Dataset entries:
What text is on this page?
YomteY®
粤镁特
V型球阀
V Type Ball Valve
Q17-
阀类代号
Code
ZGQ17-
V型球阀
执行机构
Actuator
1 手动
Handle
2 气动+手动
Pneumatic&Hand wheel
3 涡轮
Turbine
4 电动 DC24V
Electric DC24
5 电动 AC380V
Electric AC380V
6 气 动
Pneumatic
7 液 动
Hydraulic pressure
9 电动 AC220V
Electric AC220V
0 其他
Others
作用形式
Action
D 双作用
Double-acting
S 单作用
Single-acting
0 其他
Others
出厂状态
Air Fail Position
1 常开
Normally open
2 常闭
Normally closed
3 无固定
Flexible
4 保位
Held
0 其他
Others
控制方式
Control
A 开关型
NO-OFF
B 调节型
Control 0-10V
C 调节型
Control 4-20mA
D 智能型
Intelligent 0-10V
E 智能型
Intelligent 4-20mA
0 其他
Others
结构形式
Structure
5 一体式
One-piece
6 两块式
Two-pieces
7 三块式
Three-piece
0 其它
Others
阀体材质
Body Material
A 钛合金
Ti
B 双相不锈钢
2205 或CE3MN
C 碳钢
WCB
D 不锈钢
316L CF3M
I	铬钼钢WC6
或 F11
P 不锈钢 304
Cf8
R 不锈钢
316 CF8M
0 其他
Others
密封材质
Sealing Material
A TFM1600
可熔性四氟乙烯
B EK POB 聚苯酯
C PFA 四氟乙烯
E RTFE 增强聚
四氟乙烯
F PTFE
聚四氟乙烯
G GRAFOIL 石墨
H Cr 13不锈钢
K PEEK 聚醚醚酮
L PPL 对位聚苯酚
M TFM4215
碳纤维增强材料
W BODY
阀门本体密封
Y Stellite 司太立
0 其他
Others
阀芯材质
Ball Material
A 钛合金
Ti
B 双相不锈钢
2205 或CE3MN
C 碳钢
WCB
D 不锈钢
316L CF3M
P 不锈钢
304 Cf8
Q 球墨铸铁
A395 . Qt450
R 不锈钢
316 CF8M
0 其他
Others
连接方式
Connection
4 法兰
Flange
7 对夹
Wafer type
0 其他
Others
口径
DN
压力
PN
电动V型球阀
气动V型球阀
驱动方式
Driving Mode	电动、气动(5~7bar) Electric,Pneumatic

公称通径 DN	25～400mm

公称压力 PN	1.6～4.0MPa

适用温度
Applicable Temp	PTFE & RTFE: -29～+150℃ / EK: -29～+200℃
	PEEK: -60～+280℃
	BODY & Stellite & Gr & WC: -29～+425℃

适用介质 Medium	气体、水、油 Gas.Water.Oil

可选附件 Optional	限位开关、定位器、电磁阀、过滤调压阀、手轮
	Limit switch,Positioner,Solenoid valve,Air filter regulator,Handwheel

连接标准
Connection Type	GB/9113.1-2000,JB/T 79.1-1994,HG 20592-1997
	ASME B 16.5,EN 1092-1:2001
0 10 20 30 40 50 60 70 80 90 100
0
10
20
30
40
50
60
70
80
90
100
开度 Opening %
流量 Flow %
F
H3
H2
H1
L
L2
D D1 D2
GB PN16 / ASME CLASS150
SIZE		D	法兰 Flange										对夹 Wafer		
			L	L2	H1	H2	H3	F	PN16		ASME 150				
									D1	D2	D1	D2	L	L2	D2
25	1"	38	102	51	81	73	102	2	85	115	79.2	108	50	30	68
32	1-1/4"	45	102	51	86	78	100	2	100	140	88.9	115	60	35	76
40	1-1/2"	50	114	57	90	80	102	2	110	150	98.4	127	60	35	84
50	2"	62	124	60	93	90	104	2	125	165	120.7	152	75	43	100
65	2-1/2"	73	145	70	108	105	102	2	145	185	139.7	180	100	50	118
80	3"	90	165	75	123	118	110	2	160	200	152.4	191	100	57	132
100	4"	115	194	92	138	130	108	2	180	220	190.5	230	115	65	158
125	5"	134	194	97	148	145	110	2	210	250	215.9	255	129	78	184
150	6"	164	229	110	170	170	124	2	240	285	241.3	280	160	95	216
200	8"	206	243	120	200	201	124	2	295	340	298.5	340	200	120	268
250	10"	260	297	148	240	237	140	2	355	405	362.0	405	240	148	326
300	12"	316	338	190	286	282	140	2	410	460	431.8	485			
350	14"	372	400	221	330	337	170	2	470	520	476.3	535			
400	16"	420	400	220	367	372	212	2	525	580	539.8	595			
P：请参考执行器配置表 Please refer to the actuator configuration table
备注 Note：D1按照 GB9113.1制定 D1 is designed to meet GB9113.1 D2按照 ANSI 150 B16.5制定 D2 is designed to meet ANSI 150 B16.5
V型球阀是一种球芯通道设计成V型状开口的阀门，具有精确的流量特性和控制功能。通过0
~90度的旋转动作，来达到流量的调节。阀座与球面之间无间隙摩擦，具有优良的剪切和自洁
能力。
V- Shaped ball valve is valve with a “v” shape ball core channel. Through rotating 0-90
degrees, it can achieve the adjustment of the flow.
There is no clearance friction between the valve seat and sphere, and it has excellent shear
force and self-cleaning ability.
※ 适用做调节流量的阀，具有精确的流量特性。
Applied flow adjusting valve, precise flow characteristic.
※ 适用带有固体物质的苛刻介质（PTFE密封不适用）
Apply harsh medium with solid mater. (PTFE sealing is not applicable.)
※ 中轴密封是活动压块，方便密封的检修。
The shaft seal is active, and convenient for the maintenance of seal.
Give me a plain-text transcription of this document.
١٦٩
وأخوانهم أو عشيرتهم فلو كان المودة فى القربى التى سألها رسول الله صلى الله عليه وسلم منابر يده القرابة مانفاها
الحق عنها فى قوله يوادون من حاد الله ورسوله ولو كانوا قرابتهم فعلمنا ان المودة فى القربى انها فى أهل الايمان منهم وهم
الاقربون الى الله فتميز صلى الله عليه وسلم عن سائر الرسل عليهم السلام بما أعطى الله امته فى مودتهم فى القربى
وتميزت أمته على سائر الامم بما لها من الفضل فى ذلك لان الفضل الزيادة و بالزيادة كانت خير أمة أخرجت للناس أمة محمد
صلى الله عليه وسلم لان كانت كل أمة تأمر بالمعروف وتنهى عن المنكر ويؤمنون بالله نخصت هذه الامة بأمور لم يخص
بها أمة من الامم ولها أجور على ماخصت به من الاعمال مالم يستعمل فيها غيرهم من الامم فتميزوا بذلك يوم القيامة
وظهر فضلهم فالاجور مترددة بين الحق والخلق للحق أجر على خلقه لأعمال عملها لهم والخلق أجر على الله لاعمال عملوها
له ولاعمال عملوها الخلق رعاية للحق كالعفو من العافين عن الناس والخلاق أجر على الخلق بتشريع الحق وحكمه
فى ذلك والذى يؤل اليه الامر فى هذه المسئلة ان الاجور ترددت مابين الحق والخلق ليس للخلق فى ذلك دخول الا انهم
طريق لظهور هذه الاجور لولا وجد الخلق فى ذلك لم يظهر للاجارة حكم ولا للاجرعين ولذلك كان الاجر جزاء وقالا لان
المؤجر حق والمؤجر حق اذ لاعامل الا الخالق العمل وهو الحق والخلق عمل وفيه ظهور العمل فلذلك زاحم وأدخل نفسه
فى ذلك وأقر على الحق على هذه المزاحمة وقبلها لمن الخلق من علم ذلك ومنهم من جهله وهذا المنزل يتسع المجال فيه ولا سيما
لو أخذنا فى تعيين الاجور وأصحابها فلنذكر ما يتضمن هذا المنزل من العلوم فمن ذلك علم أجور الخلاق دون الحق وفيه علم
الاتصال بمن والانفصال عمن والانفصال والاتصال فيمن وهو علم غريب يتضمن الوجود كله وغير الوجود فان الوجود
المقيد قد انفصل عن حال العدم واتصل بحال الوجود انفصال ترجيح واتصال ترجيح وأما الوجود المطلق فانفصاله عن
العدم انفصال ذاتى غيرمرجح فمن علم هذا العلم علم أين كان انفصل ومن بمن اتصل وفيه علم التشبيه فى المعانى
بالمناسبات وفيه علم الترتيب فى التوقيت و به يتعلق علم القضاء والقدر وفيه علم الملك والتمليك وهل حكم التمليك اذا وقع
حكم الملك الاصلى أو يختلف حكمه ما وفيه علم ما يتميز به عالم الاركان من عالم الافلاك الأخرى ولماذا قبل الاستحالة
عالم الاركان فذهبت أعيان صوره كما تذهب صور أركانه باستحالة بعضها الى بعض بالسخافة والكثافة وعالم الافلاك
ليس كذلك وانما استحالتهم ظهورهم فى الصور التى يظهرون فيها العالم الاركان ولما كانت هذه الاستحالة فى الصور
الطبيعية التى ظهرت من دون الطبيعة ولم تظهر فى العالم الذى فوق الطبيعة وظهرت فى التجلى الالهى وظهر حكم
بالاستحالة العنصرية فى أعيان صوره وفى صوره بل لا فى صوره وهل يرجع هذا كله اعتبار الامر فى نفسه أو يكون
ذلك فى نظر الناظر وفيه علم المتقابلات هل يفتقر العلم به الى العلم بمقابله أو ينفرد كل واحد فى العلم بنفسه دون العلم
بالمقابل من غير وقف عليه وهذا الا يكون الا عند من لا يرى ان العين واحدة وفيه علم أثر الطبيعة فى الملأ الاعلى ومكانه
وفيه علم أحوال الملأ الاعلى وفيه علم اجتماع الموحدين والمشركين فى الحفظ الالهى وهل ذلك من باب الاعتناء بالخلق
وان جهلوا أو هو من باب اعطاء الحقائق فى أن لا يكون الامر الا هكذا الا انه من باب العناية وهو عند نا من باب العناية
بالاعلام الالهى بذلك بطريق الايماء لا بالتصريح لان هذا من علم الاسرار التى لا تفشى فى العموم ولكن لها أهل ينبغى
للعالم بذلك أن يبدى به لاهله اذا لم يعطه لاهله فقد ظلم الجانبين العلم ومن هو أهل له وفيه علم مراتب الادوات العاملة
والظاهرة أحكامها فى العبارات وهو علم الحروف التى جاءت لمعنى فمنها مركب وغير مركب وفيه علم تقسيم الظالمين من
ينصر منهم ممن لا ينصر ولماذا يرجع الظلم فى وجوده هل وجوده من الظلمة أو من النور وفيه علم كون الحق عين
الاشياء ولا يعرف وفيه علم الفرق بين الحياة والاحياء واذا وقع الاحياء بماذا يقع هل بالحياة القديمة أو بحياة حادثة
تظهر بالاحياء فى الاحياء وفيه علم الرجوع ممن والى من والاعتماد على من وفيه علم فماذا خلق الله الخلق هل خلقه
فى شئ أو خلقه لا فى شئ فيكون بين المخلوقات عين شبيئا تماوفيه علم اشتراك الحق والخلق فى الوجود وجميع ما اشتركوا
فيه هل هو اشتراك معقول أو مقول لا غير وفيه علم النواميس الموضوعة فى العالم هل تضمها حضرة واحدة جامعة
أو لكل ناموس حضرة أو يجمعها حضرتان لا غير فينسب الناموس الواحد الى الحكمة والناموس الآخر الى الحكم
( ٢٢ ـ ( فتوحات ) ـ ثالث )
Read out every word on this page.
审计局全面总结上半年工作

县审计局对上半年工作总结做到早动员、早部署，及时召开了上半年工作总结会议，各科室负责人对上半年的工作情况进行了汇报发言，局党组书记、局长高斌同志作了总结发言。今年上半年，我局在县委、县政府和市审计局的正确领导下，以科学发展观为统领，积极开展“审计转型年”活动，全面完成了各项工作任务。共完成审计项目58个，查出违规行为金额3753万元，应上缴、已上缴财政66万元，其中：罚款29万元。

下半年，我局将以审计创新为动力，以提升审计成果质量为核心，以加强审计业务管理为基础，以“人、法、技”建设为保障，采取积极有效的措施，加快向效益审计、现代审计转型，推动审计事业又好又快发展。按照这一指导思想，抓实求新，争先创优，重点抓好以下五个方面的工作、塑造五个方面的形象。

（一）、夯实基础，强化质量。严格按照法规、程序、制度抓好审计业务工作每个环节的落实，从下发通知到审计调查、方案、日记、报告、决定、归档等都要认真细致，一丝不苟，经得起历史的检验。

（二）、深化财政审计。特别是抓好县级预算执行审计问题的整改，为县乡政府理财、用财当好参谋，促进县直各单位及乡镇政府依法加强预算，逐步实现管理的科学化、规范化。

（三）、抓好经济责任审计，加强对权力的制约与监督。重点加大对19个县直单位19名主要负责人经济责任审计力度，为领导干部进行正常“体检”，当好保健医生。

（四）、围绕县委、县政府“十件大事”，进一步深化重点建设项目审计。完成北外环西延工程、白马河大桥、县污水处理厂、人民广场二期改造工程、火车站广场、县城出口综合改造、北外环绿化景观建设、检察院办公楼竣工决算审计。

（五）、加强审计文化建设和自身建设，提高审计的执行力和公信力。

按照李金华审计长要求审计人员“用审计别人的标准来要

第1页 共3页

> [Exercise requirements] Gather and copy every line of the data in which the string "Material" is found.

> [Completed task]
Body Material
Sealing Material
Ball Material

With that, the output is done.